Short task →
Select every line containing the word "vertical" from the material, and copy those lines.

Data excerpts →
# # # #
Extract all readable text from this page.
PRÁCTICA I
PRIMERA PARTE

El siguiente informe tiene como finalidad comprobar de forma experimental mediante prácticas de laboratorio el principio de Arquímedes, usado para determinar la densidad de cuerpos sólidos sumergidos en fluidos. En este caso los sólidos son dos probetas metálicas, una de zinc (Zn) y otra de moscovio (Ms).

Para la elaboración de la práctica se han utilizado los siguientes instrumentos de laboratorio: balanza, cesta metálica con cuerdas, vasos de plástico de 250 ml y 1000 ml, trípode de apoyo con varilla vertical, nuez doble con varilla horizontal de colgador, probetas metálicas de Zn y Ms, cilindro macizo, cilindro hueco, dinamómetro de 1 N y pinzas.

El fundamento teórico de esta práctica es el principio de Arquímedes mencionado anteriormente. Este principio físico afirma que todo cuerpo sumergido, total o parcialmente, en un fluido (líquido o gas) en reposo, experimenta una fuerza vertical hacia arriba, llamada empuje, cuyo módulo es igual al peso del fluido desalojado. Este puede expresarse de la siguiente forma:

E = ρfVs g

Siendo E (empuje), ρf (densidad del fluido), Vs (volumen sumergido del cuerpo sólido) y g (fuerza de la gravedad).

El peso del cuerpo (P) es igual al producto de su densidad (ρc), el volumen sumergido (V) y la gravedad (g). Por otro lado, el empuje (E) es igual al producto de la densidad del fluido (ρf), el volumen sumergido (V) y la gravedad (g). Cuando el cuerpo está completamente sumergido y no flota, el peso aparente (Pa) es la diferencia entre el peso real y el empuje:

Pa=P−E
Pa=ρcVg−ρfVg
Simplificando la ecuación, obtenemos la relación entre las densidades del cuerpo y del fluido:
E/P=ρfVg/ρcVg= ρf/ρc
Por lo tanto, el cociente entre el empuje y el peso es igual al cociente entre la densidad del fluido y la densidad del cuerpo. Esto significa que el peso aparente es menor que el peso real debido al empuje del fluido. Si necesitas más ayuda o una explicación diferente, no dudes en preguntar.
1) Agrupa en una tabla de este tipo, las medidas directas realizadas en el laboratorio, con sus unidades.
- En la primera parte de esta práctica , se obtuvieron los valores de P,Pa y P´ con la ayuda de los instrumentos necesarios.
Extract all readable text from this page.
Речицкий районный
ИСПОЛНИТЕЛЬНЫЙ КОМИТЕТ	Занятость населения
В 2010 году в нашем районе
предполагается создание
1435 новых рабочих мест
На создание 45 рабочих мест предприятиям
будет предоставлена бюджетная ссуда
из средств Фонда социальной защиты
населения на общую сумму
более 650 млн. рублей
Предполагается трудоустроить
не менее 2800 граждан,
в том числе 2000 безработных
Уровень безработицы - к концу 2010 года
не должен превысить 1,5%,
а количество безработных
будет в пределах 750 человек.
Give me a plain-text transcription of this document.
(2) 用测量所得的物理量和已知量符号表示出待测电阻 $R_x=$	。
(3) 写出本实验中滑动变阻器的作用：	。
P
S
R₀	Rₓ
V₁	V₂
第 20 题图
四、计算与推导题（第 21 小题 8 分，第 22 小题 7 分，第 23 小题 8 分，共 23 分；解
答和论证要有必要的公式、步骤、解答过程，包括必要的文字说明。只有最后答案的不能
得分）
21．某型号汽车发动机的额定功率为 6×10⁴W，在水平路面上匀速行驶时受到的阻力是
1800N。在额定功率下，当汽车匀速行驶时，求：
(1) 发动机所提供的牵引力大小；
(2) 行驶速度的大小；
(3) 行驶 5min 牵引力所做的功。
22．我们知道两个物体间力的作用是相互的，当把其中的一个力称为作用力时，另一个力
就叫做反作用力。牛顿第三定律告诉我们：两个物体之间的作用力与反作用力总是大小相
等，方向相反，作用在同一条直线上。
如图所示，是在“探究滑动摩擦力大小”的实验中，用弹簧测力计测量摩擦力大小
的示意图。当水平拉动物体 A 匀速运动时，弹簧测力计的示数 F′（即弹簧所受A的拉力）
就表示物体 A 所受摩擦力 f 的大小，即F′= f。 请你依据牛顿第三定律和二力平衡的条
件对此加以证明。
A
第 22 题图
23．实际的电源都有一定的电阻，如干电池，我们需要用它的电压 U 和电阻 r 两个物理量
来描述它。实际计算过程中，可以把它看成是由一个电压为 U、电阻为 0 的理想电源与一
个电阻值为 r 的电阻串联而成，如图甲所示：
# # # #
Correct answer →
Para la elaboración de la práctica se han utilizado los siguientes instrumentos de laboratorio: balanza, cesta metálica con cuerdas, vasos de plástico de 250 ml y 1000 ml, trípode de apoyo con varilla vertical, nuez doble con varilla horizontal de colgador, probetas metálicas de Zn y Ms, cilindro macizo, cilindro hueco, dinamómetro de 1 N y pinzas.
El fundamento teórico de esta práctica es el principio de Arquímedes mencionado anteriormente. Este principio físico afirma que todo cuerpo sumergido, total o parcialmente, en un fluido (líquido o gas) en reposo, experimenta una fuerza vertical hacia arriba, llamada empuje, cuyo módulo es igual al peso del fluido desalojado. Este puede expresarse de la siguiente forma:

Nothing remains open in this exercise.